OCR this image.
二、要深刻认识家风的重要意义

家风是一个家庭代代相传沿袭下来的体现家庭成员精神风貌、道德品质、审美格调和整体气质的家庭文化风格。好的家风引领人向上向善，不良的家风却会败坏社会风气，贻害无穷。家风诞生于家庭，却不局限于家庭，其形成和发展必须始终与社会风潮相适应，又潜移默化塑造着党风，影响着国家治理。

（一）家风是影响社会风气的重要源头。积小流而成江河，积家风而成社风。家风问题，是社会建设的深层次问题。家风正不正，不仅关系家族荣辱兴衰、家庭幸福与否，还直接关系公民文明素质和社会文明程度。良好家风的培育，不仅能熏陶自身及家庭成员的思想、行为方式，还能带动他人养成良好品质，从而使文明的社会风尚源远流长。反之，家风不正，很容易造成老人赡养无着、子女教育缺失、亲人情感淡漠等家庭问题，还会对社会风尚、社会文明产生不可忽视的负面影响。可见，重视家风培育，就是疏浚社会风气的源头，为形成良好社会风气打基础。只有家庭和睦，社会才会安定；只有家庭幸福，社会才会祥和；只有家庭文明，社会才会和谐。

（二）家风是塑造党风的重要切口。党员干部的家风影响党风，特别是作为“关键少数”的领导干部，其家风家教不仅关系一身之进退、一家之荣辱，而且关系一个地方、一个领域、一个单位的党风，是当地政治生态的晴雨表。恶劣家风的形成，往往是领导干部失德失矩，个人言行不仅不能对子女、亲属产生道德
※
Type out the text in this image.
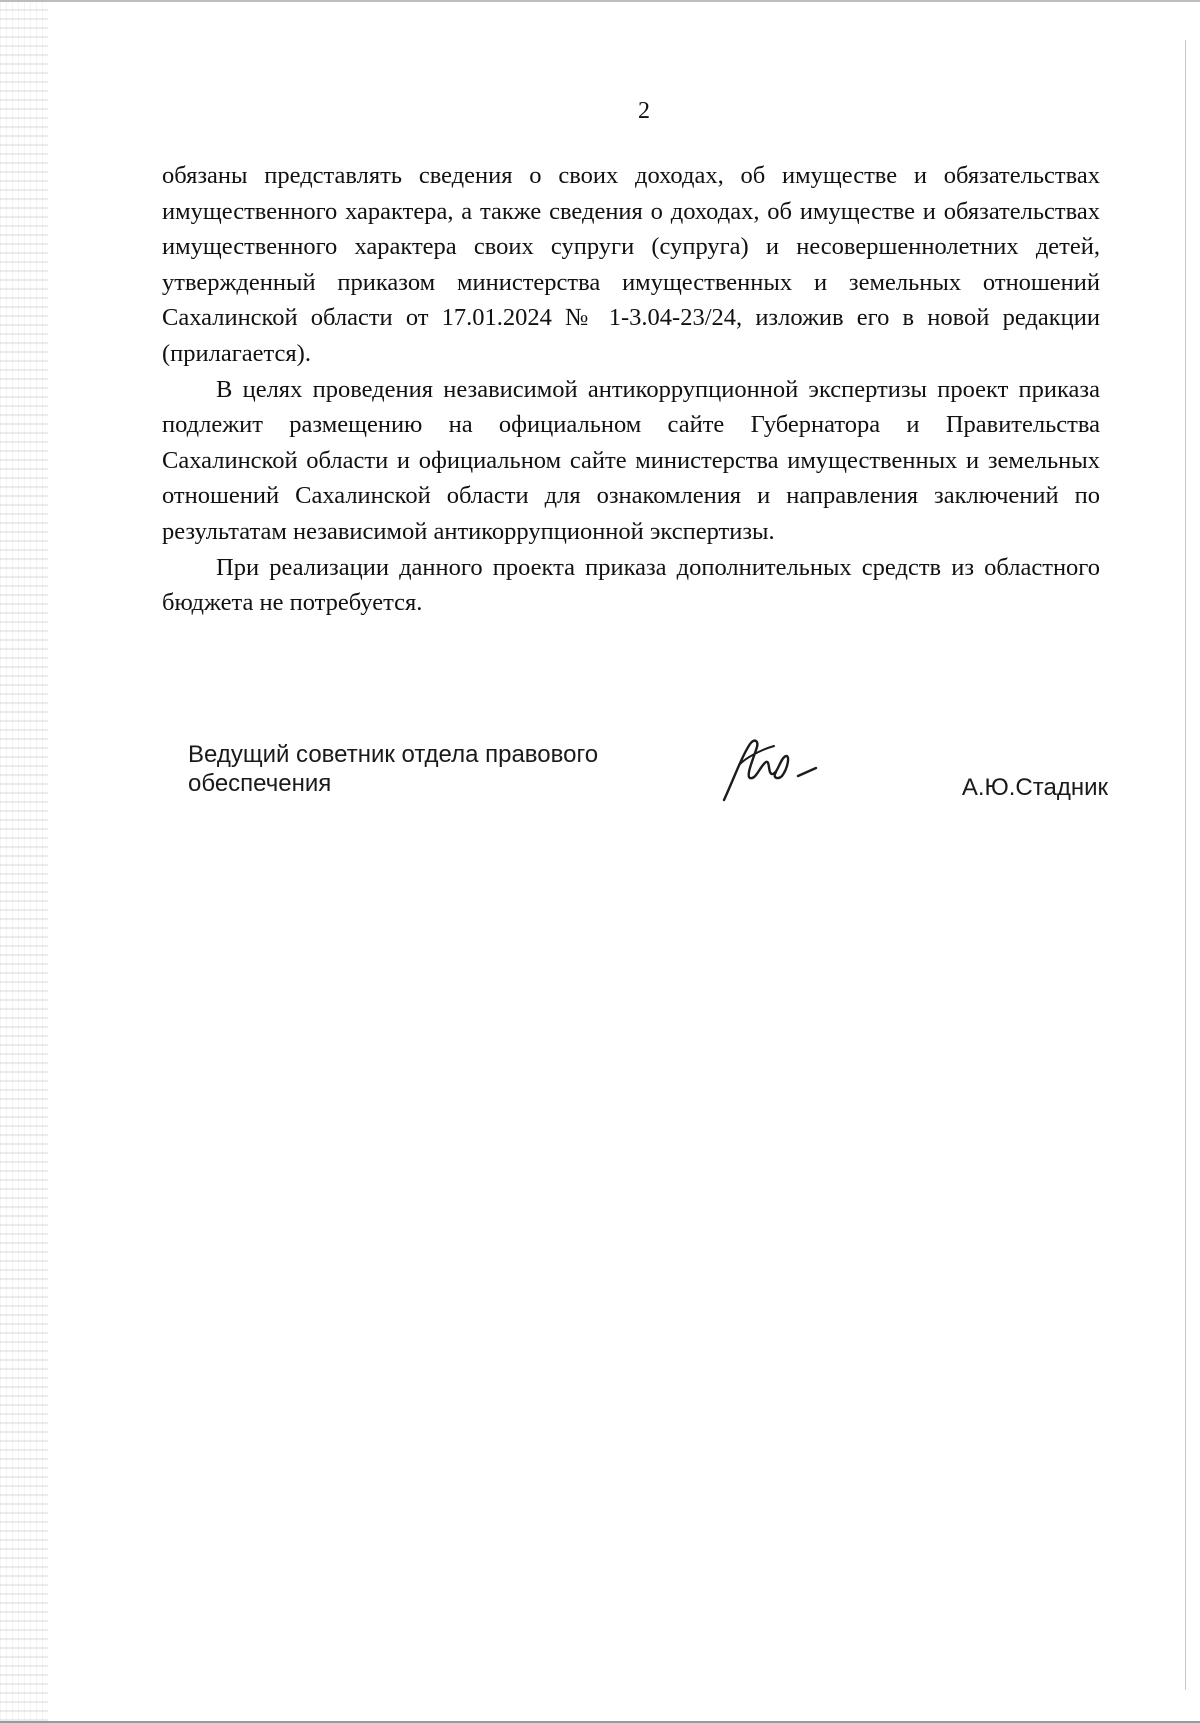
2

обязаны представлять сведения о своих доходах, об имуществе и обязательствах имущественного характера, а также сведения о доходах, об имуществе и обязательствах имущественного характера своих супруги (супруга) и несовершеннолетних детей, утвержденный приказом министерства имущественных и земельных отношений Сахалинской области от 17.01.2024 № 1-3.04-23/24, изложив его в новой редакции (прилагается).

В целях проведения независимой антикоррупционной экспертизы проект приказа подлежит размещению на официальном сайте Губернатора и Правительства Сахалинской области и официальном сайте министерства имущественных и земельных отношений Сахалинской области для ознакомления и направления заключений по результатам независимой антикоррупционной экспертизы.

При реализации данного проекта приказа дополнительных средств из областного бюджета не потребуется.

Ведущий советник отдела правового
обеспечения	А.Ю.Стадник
※
> **Description of the task**:
Select every line of the records holding the string "Сахалинской".

> **Written response**:
обязаны представлять сведения о своих доходах, об имуществе и обязательствах имущественного характера, а также сведения о доходах, об имуществе и обязательствах имущественного характера своих супруги (супруга) и несовершеннолетних детей, утвержденный приказом министерства имущественных и земельных отношений Сахалинской области от 17.01.2024 № 1-3.04-23/24, изложив его в новой редакции (прилагается).
В целях проведения независимой антикоррупционной экспертизы проект приказа подлежит размещению на официальном сайте Губернатора и Правительства Сахалинской области и официальном сайте министерства имущественных и земельных отношений Сахалинской области для ознакомления и направления заключений по результатам независимой антикоррупционной экспертизы.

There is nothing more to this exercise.